━━━━━ Records for the exercise ━━━━━

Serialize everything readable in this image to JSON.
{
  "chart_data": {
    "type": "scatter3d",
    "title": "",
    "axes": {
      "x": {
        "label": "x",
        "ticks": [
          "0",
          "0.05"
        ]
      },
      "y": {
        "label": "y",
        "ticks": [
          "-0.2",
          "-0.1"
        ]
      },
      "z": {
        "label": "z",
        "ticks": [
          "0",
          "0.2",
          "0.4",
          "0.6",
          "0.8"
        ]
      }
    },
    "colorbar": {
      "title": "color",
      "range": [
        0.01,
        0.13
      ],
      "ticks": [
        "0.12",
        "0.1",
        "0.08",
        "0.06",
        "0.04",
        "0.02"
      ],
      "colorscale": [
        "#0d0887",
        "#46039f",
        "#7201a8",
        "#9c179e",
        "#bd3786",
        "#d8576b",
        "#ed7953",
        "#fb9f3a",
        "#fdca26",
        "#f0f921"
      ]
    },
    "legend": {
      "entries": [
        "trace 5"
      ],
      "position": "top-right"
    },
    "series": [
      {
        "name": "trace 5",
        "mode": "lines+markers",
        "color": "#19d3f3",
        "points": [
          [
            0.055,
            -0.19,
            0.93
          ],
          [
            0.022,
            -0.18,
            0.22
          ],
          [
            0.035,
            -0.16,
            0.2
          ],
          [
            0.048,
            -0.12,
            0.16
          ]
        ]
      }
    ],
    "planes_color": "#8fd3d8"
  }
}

━━━━━

Every entry needs to be retyped exactly.

Serialize everything readable in this image to JSON.
{
  "chart_data": {
    "type": "scatter3d",
    "title": "",
    "axes": {
      "x": {
        "label": "x",
        "ticks": [
          "0",
          "0.05"
        ]
      },
      "y": {
        "label": "y",
        "ticks": [
          "-0.2",
          "-0.1"
        ]
      },
      "z": {
        "label": "z",
        "ticks": [
          "0",
          "0.2",
          "0.4",
          "0.6",
          "0.8"
        ]
      }
    },
    "colorbar": {
      "title": "color",
      "range": [
        0.01,
        0.13
      ],
      "ticks": [
        "0.12",
        "0.1",
        "0.08",
        "0.06",
        "0.04",
        "0.02"
      ],
      "colorscale": [
        "#0d0887",
        "#46039f",
        "#7201a8",
        "#9c179e",
        "#bd3786",
        "#d8576b",
        "#ed7953",
        "#fb9f3a",
        "#fdca26",
        "#f0f921"
      ]
    },
    "legend": {
      "entries": [
        "trace 5"
      ],
      "position": "top-right"
    },
    "series": [
      {
        "name": "trace 5",
        "mode": "lines+markers",
        "color": "#19d3f3",
        "points": [
          [
            0.055,
            -0.19,
            0.93
          ],
          [
            0.022,
            -0.18,
            0.22
          ],
          [
            0.035,
            -0.16,
            0.2
          ],
          [
            0.048,
            -0.12,
            0.16
          ]
        ]
      }
    ],
    "planes_color": "#8fd3d8"
  }
}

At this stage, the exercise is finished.